Short exercise A: Please write out the part of the transcript from "And then on" up to and including "paying attention to?.".
Short exercise B: Decide whether each statement agrees with the transcript, answering yes or no and quoting the deciding words: (i) The equity component for rate-making purposes at APS is projected to be 54% at the end of the year. (ii) 2017 is described as a placeholder for a rate case. (iii) Four Corners is named as one source of capital filling in.

-- start Document --

It will not affect the math on the equity issue - issuance. What we have is really the ability to finance our capital structure within the 54% equity component through the issuance of fixed income securities..
So are you guys going to use a layer of Parent level debt to substitute as equity at the utility or is it just the underlying cash flow?.
The underlying cash flow. We currently project that the equity component for rate-making purposes at APS will be 54% at the end of the year, which is consistent with the capital structure in our last case..
And then probably given the likelihood of the ideal stay out in the next case, is there - is 2017 just a place marker for a future rate case or is there some other reason why you can’t issue equity then?.
No. But Dan, I’d - good question. I’d emphasize Jim’s qualifier on 2017 at the earliest. Without - no, that’s not a placeholder for rate case at that point in time. And it probably would be, if there was equity in 2017 or beyond, it would be to true-up the cap structure for rate case, which conceivably could be beyond 2017, but maybe a year or two..
Okay, got it.
And then on the rate base growth at Ocotillo coming later and less, are there some other things that are filling in capital-wise we should be paying attention to?.
Well, we have obviously Four Corners. As we go out into the other years, you have pickup in transmission and distribution spend for the most part..

-- end Document --
-- start Data section --

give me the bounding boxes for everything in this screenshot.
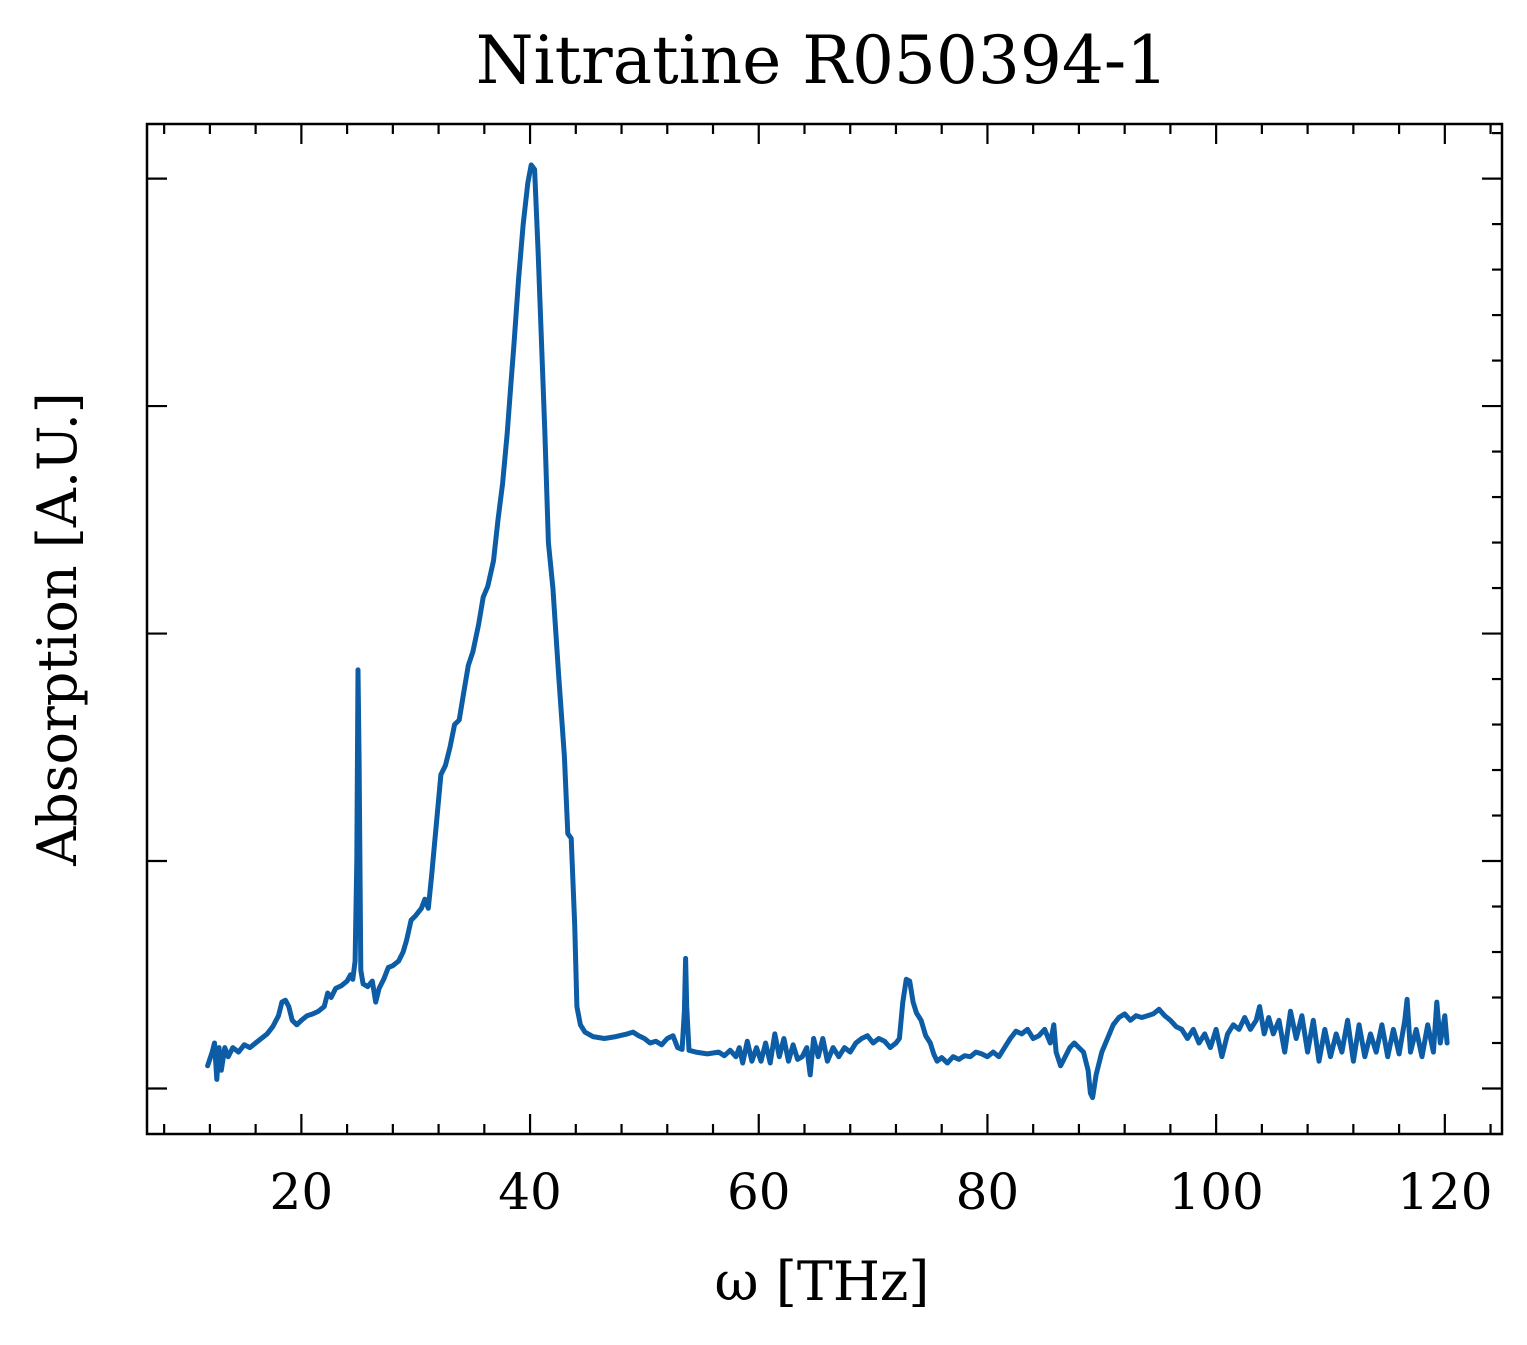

-- end Data section --

Task result A:
And then on the rate base growth at Ocotillo coming later and less, are there some other things that are filling in capital-wise we should be paying attention to?.

Task result B:
(i) Yes: "We currently project that the equity component for rate-making purposes at APS will be 54% at the end of the year"
(ii) No: "no, that’s not a placeholder for rate case at that point in time"
(iii) Yes: "Well, we have obviously Four Corners."